PROBLEM STATEMENT: Return all the data, word for word.

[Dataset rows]
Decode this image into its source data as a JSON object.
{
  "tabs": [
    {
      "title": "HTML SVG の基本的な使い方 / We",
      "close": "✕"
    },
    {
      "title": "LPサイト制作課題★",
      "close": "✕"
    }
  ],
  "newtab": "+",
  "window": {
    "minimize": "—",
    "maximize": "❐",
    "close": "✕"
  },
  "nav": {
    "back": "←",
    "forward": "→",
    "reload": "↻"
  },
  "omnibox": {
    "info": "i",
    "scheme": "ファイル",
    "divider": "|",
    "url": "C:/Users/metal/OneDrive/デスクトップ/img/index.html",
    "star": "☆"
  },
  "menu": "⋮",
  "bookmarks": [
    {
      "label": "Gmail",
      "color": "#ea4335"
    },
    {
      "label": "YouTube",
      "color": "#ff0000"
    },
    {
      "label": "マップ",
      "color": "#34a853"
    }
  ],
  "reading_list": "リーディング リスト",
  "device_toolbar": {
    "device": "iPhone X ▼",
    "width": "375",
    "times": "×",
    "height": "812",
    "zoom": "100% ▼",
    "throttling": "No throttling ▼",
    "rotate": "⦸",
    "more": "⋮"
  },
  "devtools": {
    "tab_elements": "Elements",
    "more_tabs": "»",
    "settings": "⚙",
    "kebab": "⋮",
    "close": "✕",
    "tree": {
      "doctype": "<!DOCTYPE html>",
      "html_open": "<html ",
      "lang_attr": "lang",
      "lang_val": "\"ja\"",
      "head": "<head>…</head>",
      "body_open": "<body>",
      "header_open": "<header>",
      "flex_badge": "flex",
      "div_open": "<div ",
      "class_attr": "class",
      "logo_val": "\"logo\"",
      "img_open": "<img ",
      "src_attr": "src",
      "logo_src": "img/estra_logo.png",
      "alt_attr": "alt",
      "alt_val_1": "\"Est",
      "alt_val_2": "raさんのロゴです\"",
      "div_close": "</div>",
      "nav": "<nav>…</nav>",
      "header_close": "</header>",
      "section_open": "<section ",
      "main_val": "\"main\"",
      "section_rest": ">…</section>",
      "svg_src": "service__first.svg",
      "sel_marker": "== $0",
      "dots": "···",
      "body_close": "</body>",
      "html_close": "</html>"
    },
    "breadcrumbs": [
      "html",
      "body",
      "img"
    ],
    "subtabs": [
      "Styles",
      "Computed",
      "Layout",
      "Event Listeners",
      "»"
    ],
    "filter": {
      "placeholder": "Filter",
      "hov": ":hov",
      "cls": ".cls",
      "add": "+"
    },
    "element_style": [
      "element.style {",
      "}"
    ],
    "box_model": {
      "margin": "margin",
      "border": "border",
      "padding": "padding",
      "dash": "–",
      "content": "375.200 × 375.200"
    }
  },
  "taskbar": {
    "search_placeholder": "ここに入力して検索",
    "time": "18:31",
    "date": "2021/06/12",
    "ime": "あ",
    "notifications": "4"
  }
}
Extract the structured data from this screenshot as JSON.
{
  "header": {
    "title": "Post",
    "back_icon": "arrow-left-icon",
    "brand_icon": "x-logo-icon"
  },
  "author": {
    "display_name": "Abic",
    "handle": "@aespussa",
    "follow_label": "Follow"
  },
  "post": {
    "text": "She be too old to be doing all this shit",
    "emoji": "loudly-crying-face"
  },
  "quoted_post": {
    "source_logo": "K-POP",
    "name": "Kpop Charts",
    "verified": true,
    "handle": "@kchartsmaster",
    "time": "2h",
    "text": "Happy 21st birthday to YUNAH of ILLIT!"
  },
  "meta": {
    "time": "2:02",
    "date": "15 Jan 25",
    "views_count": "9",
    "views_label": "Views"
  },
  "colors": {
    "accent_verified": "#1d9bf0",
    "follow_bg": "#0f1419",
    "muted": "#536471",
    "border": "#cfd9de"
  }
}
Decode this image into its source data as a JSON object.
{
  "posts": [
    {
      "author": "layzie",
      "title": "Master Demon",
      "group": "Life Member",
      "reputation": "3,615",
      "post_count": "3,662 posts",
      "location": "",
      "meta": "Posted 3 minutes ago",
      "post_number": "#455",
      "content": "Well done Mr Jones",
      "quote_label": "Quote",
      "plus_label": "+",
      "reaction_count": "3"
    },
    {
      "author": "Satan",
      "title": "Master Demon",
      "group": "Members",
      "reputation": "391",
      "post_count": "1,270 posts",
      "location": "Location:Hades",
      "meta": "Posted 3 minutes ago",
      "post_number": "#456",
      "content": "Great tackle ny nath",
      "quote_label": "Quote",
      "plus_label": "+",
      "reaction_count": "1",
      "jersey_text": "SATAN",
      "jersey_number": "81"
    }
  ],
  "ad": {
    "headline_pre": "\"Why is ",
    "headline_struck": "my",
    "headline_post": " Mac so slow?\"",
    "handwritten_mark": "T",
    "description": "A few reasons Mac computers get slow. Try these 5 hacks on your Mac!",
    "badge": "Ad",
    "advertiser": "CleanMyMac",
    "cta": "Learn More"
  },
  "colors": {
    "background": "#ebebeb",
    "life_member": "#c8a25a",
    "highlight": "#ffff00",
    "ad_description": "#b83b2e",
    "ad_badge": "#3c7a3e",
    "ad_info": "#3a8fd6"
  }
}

RESPONSE:
Decode this image into its source data as a JSON object.
{
  "tabs": [
    {
      "title": "HTML SVG の基本的な使い方 / We",
      "close": "✕"
    },
    {
      "title": "LPサイト制作課題★",
      "close": "✕"
    }
  ],
  "newtab": "+",
  "window": {
    "minimize": "—",
    "maximize": "❐",
    "close": "✕"
  },
  "nav": {
    "back": "←",
    "forward": "→",
    "reload": "↻"
  },
  "omnibox": {
    "info": "i",
    "scheme": "ファイル",
    "divider": "|",
    "url": "C:/Users/metal/OneDrive/デスクトップ/img/index.html",
    "star": "☆"
  },
  "menu": "⋮",
  "bookmarks": [
    {
      "label": "Gmail",
      "color": "#ea4335"
    },
    {
      "label": "YouTube",
      "color": "#ff0000"
    },
    {
      "label": "マップ",
      "color": "#34a853"
    }
  ],
  "reading_list": "リーディング リスト",
  "device_toolbar": {
    "device": "iPhone X ▼",
    "width": "375",
    "times": "×",
    "height": "812",
    "zoom": "100% ▼",
    "throttling": "No throttling ▼",
    "rotate": "⦸",
    "more": "⋮"
  },
  "devtools": {
    "tab_elements": "Elements",
    "more_tabs": "»",
    "settings": "⚙",
    "kebab": "⋮",
    "close": "✕",
    "tree": {
      "doctype": "<!DOCTYPE html>",
      "html_open": "<html ",
      "lang_attr": "lang",
      "lang_val": "\"ja\"",
      "head": "<head>…</head>",
      "body_open": "<body>",
      "header_open": "<header>",
      "flex_badge": "flex",
      "div_open": "<div ",
      "class_attr": "class",
      "logo_val": "\"logo\"",
      "img_open": "<img ",
      "src_attr": "src",
      "logo_src": "img/estra_logo.png",
      "alt_attr": "alt",
      "alt_val_1": "\"Est",
      "alt_val_2": "raさんのロゴです\"",
      "div_close": "</div>",
      "nav": "<nav>…</nav>",
      "header_close": "</header>",
      "section_open": "<section ",
      "main_val": "\"main\"",
      "section_rest": ">…</section>",
      "svg_src": "service__first.svg",
      "sel_marker": "== $0",
      "dots": "···",
      "body_close": "</body>",
      "html_close": "</html>"
    },
    "breadcrumbs": [
      "html",
      "body",
      "img"
    ],
    "subtabs": [
      "Styles",
      "Computed",
      "Layout",
      "Event Listeners",
      "»"
    ],
    "filter": {
      "placeholder": "Filter",
      "hov": ":hov",
      "cls": ".cls",
      "add": "+"
    },
    "element_style": [
      "element.style {",
      "}"
    ],
    "box_model": {
      "margin": "margin",
      "border": "border",
      "padding": "padding",
      "dash": "–",
      "content": "375.200 × 375.200"
    }
  },
  "taskbar": {
    "search_placeholder": "ここに入力して検索",
    "time": "18:31",
    "date": "2021/06/12",
    "ime": "あ",
    "notifications": "4"
  }
}
Extract the structured data from this screenshot as JSON.
{
  "header": {
    "title": "Post",
    "back_icon": "arrow-left-icon",
    "brand_icon": "x-logo-icon"
  },
  "author": {
    "display_name": "Abic",
    "handle": "@aespussa",
    "follow_label": "Follow"
  },
  "post": {
    "text": "She be too old to be doing all this shit",
    "emoji": "loudly-crying-face"
  },
  "quoted_post": {
    "source_logo": "K-POP",
    "name": "Kpop Charts",
    "verified": true,
    "handle": "@kchartsmaster",
    "time": "2h",
    "text": "Happy 21st birthday to YUNAH of ILLIT!"
  },
  "meta": {
    "time": "2:02",
    "date": "15 Jan 25",
    "views_count": "9",
    "views_label": "Views"
  },
  "colors": {
    "accent_verified": "#1d9bf0",
    "follow_bg": "#0f1419",
    "muted": "#536471",
    "border": "#cfd9de"
  }
}
Decode this image into its source data as a JSON object.
{
  "posts": [
    {
      "author": "layzie",
      "title": "Master Demon",
      "group": "Life Member",
      "reputation": "3,615",
      "post_count": "3,662 posts",
      "location": "",
      "meta": "Posted 3 minutes ago",
      "post_number": "#455",
      "content": "Well done Mr Jones",
      "quote_label": "Quote",
      "plus_label": "+",
      "reaction_count": "3"
    },
    {
      "author": "Satan",
      "title": "Master Demon",
      "group": "Members",
      "reputation": "391",
      "post_count": "1,270 posts",
      "location": "Location:Hades",
      "meta": "Posted 3 minutes ago",
      "post_number": "#456",
      "content": "Great tackle ny nath",
      "quote_label": "Quote",
      "plus_label": "+",
      "reaction_count": "1",
      "jersey_text": "SATAN",
      "jersey_number": "81"
    }
  ],
  "ad": {
    "headline_pre": "\"Why is ",
    "headline_struck": "my",
    "headline_post": " Mac so slow?\"",
    "handwritten_mark": "T",
    "description": "A few reasons Mac computers get slow. Try these 5 hacks on your Mac!",
    "badge": "Ad",
    "advertiser": "CleanMyMac",
    "cta": "Learn More"
  },
  "colors": {
    "background": "#ebebeb",
    "life_member": "#c8a25a",
    "highlight": "#ffff00",
    "ad_description": "#b83b2e",
    "ad_badge": "#3c7a3e",
    "ad_info": "#3a8fd6"
  }
}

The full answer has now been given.